* Written request
Locate every line below that contains the string "power" and copy each one, treating uppercase and lowercase as different.

* Material supplied

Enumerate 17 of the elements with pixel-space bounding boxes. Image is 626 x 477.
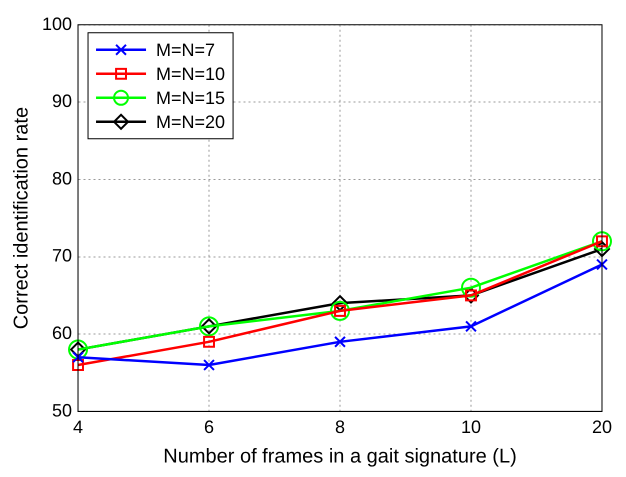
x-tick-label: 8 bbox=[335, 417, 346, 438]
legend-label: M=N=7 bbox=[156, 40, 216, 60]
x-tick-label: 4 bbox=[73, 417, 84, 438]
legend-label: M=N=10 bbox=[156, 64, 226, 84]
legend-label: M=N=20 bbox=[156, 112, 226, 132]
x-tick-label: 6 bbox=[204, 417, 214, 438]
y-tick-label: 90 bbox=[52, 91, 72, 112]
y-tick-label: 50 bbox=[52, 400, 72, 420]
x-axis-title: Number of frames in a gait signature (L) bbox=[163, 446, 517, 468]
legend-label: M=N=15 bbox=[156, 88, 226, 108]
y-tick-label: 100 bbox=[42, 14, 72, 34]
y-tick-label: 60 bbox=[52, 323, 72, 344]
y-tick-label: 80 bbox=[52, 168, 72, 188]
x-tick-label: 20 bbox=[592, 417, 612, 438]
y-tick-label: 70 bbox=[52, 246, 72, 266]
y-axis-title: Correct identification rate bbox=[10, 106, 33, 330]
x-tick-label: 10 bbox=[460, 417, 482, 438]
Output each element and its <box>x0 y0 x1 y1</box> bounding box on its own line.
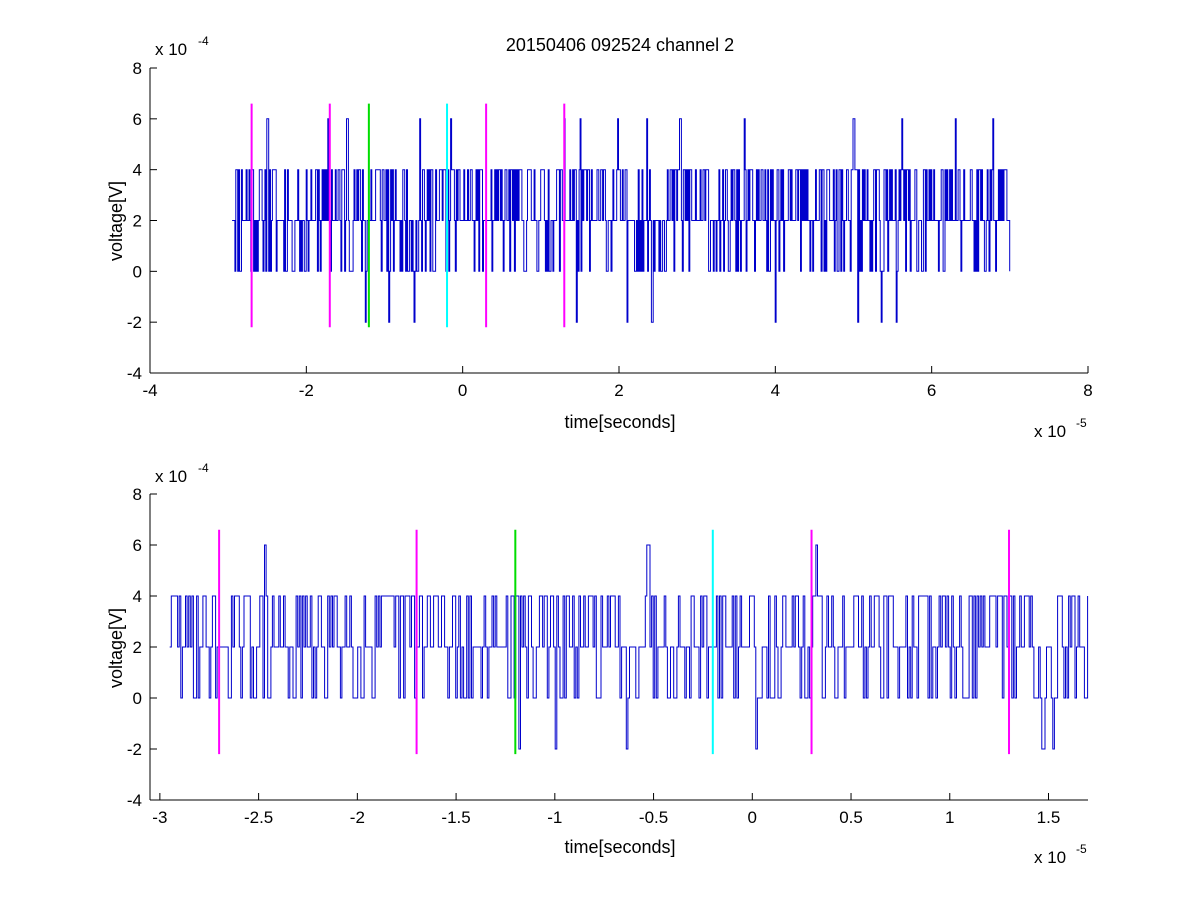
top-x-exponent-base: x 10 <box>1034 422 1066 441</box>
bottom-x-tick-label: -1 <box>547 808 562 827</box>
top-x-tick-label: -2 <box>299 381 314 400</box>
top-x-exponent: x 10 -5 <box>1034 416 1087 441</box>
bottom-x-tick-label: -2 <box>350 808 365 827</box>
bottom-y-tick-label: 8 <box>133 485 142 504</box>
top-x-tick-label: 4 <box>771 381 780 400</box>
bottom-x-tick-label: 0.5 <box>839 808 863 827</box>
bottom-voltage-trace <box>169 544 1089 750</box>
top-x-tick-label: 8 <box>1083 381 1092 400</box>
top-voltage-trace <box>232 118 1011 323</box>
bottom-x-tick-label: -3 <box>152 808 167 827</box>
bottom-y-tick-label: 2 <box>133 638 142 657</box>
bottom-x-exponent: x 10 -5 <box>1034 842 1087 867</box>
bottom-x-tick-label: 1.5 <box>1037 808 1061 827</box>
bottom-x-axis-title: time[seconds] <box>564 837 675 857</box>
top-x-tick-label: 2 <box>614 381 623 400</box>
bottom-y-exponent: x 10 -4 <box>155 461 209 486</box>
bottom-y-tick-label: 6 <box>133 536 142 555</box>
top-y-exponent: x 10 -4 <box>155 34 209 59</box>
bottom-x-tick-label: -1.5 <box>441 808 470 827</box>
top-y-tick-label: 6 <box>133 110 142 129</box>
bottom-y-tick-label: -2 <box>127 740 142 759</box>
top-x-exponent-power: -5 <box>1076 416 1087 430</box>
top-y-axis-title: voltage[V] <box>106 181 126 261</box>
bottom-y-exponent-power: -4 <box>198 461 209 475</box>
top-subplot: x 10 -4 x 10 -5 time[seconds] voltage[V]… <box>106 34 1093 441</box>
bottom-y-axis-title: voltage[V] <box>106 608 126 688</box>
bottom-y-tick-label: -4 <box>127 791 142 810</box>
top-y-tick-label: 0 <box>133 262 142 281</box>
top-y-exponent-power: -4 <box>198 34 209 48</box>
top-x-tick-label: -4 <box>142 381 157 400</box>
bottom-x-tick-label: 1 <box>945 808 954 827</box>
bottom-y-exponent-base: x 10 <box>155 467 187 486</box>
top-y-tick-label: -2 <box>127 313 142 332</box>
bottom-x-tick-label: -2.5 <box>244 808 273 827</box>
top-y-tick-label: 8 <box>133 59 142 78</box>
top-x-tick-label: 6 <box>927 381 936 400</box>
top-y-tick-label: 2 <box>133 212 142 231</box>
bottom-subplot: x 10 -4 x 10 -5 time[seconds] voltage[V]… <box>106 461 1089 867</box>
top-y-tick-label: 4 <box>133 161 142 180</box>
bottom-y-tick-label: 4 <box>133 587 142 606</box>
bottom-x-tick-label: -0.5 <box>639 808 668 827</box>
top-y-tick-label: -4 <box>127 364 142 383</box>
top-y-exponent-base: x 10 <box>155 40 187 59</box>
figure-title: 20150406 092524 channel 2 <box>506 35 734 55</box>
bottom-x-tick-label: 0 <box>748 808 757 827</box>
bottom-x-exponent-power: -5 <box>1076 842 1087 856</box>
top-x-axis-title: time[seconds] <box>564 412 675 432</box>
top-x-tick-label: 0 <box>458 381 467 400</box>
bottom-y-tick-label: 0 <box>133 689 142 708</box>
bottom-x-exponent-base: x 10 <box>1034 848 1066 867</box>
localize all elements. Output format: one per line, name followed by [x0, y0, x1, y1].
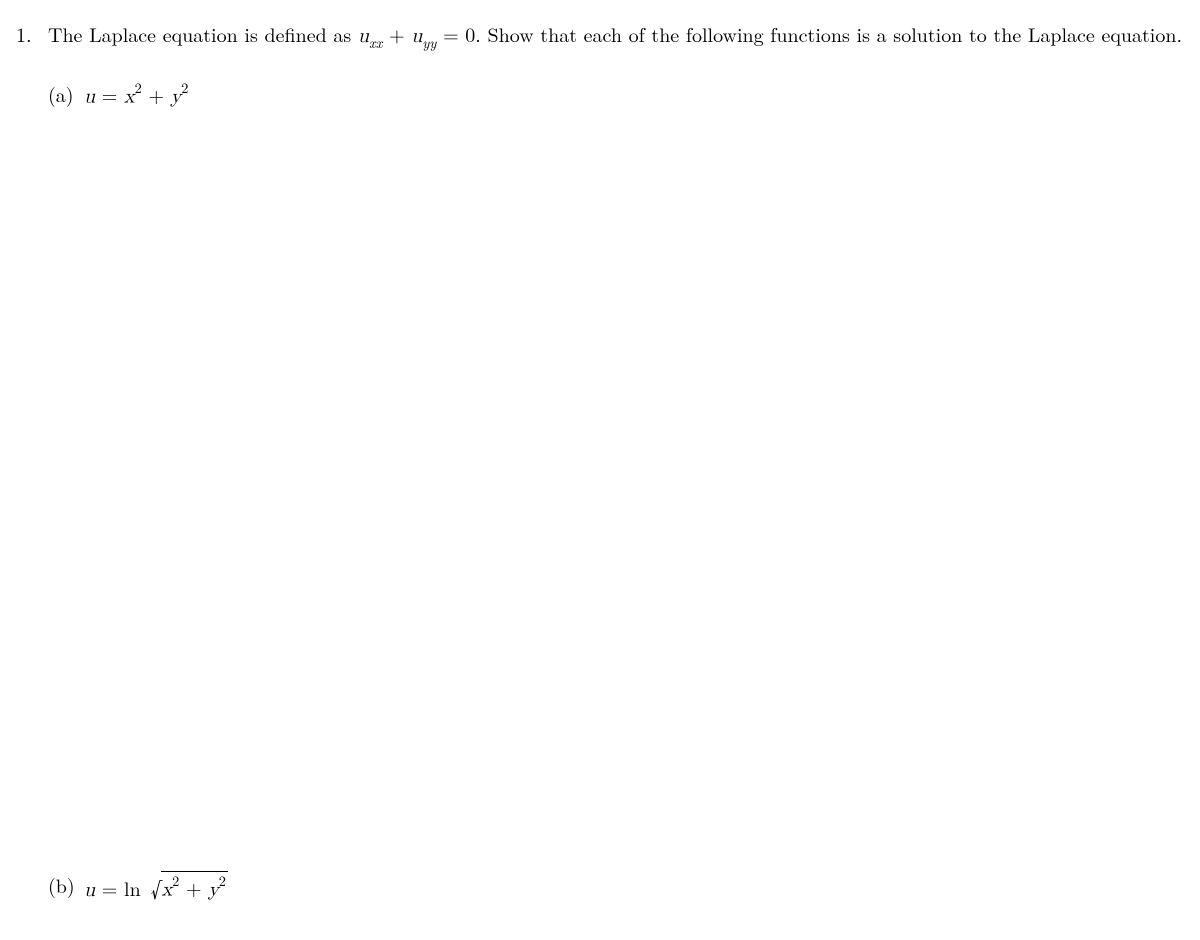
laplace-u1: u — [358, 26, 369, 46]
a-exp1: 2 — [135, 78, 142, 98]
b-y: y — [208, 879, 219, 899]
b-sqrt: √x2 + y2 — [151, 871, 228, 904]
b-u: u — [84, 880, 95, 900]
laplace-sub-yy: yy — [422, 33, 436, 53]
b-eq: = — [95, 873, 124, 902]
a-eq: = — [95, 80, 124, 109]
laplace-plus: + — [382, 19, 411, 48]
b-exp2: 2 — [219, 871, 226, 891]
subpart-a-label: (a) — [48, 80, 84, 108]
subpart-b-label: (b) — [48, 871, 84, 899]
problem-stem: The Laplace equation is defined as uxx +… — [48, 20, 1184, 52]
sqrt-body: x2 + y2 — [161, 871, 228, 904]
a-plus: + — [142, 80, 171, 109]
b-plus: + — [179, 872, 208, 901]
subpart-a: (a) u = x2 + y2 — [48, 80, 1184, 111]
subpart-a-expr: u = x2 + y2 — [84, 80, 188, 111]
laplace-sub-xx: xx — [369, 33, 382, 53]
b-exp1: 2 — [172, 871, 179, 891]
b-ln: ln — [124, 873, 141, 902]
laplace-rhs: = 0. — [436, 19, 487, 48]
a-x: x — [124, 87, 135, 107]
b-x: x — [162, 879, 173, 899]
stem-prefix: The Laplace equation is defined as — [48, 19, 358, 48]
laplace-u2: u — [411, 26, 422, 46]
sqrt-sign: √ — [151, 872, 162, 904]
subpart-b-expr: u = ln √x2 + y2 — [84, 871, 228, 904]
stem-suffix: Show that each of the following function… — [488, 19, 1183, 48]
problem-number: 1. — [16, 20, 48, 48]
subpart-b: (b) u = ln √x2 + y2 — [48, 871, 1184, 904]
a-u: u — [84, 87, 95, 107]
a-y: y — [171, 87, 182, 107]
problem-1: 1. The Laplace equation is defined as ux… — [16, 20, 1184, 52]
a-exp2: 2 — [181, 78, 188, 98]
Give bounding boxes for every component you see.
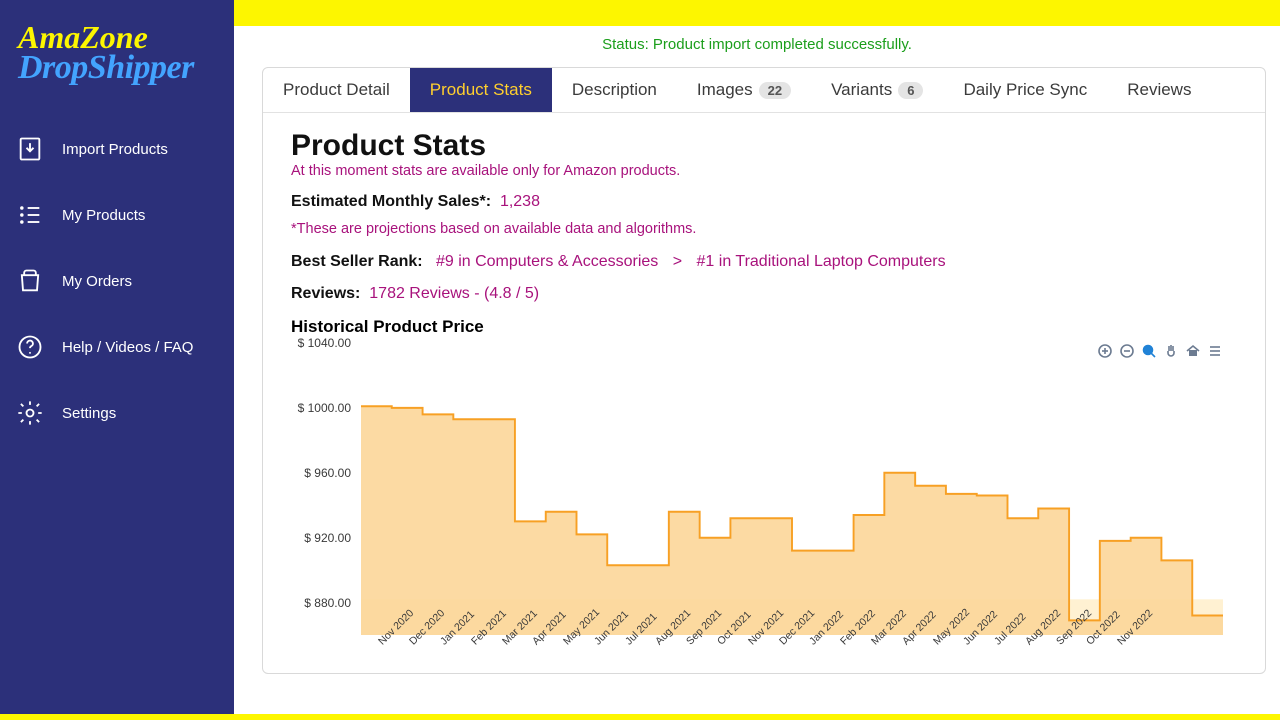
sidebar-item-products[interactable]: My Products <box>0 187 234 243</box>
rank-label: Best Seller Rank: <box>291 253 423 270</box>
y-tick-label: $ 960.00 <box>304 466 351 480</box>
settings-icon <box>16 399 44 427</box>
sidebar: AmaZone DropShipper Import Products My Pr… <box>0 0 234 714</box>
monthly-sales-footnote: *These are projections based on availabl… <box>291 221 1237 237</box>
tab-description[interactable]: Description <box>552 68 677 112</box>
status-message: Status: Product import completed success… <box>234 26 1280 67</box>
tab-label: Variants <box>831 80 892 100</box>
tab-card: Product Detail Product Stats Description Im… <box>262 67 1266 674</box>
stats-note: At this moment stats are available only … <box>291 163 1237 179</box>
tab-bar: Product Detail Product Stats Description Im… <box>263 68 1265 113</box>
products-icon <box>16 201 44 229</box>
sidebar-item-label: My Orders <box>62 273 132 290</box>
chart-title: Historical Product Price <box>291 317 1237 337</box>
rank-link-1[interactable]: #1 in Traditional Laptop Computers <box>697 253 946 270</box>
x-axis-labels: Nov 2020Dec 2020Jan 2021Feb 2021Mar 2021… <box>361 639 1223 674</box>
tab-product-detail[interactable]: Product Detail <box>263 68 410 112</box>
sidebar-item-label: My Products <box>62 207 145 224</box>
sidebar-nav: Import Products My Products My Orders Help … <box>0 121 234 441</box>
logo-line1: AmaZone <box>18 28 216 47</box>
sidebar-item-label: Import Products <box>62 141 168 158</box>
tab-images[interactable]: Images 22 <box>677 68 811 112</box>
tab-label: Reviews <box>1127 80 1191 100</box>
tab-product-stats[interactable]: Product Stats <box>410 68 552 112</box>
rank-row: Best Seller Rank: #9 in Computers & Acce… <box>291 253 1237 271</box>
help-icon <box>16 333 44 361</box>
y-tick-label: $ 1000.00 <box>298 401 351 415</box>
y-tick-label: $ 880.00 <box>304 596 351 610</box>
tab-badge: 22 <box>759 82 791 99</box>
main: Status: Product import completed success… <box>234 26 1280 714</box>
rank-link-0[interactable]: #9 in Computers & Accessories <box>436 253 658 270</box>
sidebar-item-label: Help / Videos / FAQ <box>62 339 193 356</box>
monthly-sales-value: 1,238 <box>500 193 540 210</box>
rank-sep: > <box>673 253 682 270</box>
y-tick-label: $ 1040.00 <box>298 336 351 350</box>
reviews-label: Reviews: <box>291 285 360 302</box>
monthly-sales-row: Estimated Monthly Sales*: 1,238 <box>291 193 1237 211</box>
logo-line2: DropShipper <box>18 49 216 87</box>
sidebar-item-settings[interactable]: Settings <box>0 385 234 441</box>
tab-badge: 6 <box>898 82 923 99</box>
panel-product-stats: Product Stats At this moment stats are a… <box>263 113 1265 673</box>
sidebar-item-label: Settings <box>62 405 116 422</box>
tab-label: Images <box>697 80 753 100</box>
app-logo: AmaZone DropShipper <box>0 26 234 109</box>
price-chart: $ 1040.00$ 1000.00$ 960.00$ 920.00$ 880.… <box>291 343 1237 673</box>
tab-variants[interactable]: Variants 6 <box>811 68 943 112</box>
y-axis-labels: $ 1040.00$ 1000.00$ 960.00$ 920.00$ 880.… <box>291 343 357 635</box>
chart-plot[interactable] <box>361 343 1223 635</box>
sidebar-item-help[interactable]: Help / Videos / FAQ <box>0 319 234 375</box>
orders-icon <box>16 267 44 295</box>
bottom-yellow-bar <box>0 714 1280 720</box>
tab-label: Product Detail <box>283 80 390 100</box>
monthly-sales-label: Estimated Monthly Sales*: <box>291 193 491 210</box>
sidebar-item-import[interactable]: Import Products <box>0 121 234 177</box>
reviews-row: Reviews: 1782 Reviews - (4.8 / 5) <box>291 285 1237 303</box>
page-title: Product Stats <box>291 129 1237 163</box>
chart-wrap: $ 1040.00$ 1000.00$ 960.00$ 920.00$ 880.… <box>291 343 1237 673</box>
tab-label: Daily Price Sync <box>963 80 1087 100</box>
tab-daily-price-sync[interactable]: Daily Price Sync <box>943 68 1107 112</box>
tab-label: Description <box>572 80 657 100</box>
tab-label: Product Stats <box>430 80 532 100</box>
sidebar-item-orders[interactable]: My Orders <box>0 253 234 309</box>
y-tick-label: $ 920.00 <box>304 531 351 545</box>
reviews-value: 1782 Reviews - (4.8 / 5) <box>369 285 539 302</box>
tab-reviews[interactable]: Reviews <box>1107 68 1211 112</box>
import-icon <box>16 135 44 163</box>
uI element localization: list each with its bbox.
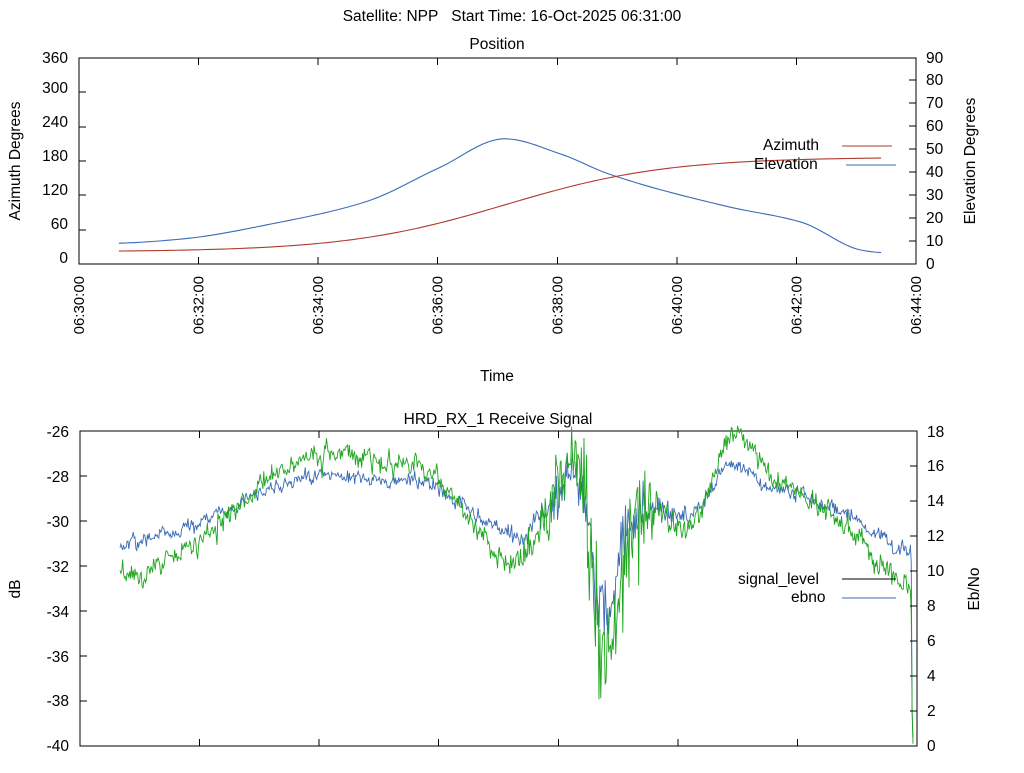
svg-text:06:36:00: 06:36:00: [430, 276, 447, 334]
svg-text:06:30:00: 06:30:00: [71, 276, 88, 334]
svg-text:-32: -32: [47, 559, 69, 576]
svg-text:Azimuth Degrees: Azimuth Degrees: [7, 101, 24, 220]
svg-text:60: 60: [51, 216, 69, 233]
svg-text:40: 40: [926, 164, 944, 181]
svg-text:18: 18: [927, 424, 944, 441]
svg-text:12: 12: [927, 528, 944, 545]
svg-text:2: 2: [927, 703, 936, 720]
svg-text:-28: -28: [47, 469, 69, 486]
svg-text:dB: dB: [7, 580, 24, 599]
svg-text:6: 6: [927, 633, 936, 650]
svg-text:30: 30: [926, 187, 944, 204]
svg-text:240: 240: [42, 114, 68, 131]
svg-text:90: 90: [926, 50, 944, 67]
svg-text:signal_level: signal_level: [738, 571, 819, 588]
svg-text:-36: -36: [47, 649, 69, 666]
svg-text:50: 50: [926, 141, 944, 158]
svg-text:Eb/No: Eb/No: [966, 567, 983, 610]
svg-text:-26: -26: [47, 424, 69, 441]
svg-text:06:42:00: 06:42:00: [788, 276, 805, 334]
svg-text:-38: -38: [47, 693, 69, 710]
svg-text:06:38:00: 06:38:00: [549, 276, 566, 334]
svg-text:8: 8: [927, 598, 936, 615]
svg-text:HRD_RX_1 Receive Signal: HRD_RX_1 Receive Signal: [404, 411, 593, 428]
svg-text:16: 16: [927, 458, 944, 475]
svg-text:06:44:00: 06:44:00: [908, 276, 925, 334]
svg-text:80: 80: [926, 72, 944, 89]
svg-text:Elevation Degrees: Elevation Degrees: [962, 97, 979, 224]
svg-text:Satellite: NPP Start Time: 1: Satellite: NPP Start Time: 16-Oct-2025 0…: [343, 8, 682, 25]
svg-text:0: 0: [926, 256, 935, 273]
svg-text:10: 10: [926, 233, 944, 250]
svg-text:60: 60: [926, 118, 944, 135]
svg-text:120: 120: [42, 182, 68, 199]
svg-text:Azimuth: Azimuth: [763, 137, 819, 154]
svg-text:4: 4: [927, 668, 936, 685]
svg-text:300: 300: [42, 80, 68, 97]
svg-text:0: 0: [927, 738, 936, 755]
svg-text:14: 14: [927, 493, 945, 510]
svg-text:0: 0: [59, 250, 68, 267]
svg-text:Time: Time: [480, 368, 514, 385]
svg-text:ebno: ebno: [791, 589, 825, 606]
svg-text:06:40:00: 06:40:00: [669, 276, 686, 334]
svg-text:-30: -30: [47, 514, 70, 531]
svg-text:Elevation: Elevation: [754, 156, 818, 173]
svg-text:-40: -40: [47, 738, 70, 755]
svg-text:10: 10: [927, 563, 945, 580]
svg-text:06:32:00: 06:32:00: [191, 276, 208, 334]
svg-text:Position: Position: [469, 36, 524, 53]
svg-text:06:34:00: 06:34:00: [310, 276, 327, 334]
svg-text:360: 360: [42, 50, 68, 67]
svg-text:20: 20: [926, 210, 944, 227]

* Exercise output
top-x-exponent-power: -5 <box>1076 416 1087 430</box>
bottom-y-exponent-power: -4 <box>198 461 209 475</box>
top-y-exponent-power: -4 <box>198 34 209 48</box>
bottom-x-exponent-power: -5 <box>1076 842 1087 856</box>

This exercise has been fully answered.